_EXERCISE BRIEF_
Every line of the data that contains the string "active" must be copied.

⁂

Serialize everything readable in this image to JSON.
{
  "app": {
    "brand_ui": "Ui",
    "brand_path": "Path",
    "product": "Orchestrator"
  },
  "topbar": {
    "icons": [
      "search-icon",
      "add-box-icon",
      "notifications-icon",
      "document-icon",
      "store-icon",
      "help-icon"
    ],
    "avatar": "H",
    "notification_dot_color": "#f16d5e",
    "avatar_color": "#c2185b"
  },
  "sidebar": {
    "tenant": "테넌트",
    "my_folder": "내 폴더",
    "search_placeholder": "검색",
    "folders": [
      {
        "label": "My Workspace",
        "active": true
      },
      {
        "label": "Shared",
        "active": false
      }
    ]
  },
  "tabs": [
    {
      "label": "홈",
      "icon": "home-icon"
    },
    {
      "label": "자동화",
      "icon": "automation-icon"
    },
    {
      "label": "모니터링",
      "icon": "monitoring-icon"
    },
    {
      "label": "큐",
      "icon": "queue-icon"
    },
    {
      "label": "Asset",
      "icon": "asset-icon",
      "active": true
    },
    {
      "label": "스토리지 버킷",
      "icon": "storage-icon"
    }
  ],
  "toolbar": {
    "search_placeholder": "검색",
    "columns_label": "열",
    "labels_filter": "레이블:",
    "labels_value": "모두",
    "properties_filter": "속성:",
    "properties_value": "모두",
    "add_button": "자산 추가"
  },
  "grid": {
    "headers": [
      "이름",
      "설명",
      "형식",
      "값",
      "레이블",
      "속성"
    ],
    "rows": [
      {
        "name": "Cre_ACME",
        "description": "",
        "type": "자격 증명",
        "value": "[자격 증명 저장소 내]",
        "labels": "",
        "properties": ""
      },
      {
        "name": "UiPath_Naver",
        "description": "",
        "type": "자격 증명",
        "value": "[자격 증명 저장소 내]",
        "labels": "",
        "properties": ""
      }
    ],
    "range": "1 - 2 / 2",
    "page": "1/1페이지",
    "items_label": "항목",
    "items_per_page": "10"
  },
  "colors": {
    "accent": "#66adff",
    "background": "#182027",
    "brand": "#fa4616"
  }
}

⁂

_THE OUTPUT_
        "active": true
        "active": false
      "active": true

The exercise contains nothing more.